● **RECORDS FOR THE EXERCISE**
════════════════
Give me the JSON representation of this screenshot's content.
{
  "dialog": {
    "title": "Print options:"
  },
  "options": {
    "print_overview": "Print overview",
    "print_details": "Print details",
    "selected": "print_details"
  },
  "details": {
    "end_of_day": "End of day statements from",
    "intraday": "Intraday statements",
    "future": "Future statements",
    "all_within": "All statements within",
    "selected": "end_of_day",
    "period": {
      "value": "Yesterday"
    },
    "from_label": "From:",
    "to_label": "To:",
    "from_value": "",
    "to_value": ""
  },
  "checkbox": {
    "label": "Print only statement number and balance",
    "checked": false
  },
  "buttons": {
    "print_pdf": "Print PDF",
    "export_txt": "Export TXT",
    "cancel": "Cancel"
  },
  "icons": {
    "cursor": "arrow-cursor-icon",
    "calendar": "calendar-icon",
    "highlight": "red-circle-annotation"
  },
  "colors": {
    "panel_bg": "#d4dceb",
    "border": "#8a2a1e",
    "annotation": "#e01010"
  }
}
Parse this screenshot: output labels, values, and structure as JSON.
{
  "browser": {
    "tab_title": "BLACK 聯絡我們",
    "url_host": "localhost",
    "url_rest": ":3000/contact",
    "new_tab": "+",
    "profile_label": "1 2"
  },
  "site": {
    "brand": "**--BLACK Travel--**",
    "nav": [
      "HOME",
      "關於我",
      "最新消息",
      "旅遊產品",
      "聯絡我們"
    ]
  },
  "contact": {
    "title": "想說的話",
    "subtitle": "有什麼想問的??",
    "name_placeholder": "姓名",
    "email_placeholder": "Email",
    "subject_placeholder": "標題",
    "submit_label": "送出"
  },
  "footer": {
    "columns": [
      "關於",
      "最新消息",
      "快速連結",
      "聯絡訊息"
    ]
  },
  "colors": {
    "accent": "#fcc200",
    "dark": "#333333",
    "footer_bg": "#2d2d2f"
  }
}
════════════════
● **EXERCISE BRIEF**
In the entries above, identify every line with the string "BLACK".

● **TASK RESPONSE**
    "tab_title": "BLACK 聯絡我們",
    "brand": "**--BLACK Travel--**",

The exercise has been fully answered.